»»

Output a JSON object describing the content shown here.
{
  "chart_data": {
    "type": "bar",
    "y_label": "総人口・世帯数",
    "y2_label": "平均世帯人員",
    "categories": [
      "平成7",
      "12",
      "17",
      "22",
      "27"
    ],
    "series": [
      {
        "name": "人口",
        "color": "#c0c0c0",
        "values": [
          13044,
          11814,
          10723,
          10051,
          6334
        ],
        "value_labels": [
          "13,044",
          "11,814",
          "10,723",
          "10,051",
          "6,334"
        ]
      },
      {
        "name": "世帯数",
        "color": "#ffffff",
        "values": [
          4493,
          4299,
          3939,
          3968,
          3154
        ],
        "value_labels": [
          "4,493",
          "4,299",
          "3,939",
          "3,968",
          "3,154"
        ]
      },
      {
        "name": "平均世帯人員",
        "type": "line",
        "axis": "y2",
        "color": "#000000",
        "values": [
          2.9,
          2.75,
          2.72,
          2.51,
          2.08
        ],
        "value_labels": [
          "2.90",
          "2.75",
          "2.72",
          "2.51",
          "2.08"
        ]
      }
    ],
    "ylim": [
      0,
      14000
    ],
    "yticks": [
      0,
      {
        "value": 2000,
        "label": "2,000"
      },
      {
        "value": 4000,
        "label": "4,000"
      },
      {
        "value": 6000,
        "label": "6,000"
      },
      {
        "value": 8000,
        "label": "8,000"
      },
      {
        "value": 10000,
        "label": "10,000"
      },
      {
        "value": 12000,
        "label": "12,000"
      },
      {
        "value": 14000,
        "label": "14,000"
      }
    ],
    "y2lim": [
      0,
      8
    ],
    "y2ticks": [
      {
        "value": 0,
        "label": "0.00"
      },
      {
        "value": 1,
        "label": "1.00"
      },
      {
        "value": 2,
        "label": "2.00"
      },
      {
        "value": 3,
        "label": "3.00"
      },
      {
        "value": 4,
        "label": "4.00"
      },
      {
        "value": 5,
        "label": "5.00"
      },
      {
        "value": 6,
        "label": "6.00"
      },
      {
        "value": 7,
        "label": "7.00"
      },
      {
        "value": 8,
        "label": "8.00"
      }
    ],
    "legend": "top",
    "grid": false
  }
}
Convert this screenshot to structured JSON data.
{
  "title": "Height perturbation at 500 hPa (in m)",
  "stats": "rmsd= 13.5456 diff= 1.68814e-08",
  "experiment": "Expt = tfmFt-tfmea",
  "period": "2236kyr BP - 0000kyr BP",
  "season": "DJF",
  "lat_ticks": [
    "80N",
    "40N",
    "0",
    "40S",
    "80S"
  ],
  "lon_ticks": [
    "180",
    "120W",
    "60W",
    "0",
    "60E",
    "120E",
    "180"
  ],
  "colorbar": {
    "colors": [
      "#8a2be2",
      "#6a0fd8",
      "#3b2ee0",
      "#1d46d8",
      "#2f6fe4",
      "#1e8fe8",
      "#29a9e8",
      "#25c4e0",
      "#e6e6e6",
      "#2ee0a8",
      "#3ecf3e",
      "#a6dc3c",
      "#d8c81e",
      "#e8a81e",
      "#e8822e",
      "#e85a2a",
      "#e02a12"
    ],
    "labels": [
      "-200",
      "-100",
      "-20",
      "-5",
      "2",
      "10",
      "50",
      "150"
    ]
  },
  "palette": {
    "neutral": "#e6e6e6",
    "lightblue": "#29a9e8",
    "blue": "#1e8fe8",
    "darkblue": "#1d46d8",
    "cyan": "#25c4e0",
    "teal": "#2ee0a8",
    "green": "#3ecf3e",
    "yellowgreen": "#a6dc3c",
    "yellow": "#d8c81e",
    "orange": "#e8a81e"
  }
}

««

WHAT THE TASK REQUIRES
In the listing above, find the line with "Convert this screenshot" and set down that line and all after it exactly, through the final line.

REPLY
Convert this screenshot to structured JSON data.
{
  "title": "Height perturbation at 500 hPa (in m)",
  "stats": "rmsd= 13.5456 diff= 1.68814e-08",
  "experiment": "Expt = tfmFt-tfmea",
  "period": "2236kyr BP - 0000kyr BP",
  "season": "DJF",
  "lat_ticks": [
    "80N",
    "40N",
    "0",
    "40S",
    "80S"
  ],
  "lon_ticks": [
    "180",
    "120W",
    "60W",
    "0",
    "60E",
    "120E",
    "180"
  ],
  "colorbar": {
    "colors": [
      "#8a2be2",
      "#6a0fd8",
      "#3b2ee0",
      "#1d46d8",
      "#2f6fe4",
      "#1e8fe8",
      "#29a9e8",
      "#25c4e0",
      "#e6e6e6",
      "#2ee0a8",
      "#3ecf3e",
      "#a6dc3c",
      "#d8c81e",
      "#e8a81e",
      "#e8822e",
      "#e85a2a",
      "#e02a12"
    ],
    "labels": [
      "-200",
      "-100",
      "-20",
      "-5",
      "2",
      "10",
      "50",
      "150"
    ]
  },
  "palette": {
    "neutral": "#e6e6e6",
    "lightblue": "#29a9e8",
    "blue": "#1e8fe8",
    "darkblue": "#1d46d8",
    "cyan": "#25c4e0",
    "teal": "#2ee0a8",
    "green": "#3ecf3e",
    "yellowgreen": "#a6dc3c",
    "yellow": "#d8c81e",
    "orange": "#e8a81e"
  }
}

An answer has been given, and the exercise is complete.